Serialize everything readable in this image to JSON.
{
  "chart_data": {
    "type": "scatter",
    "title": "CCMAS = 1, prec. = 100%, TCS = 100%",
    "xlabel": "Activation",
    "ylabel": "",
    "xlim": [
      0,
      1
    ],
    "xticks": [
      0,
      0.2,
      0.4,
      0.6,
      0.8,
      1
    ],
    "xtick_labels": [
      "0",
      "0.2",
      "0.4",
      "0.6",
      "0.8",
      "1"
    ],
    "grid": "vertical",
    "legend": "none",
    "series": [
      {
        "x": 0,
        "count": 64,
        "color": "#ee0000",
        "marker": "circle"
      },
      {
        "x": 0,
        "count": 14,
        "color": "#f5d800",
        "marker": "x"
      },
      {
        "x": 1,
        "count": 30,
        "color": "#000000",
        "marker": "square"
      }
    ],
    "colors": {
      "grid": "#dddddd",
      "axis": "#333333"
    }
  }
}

→ **INSTRUCTIONS TO FOLLOW**
Produce an exact copy of all the records.

→ **TASK ANSWER**
Serialize everything readable in this image to JSON.
{
  "chart_data": {
    "type": "scatter",
    "title": "CCMAS = 1, prec. = 100%, TCS = 100%",
    "xlabel": "Activation",
    "ylabel": "",
    "xlim": [
      0,
      1
    ],
    "xticks": [
      0,
      0.2,
      0.4,
      0.6,
      0.8,
      1
    ],
    "xtick_labels": [
      "0",
      "0.2",
      "0.4",
      "0.6",
      "0.8",
      "1"
    ],
    "grid": "vertical",
    "legend": "none",
    "series": [
      {
        "x": 0,
        "count": 64,
        "color": "#ee0000",
        "marker": "circle"
      },
      {
        "x": 0,
        "count": 14,
        "color": "#f5d800",
        "marker": "x"
      },
      {
        "x": 1,
        "count": 30,
        "color": "#000000",
        "marker": "square"
      }
    ],
    "colors": {
      "grid": "#dddddd",
      "axis": "#333333"
    }
  }
}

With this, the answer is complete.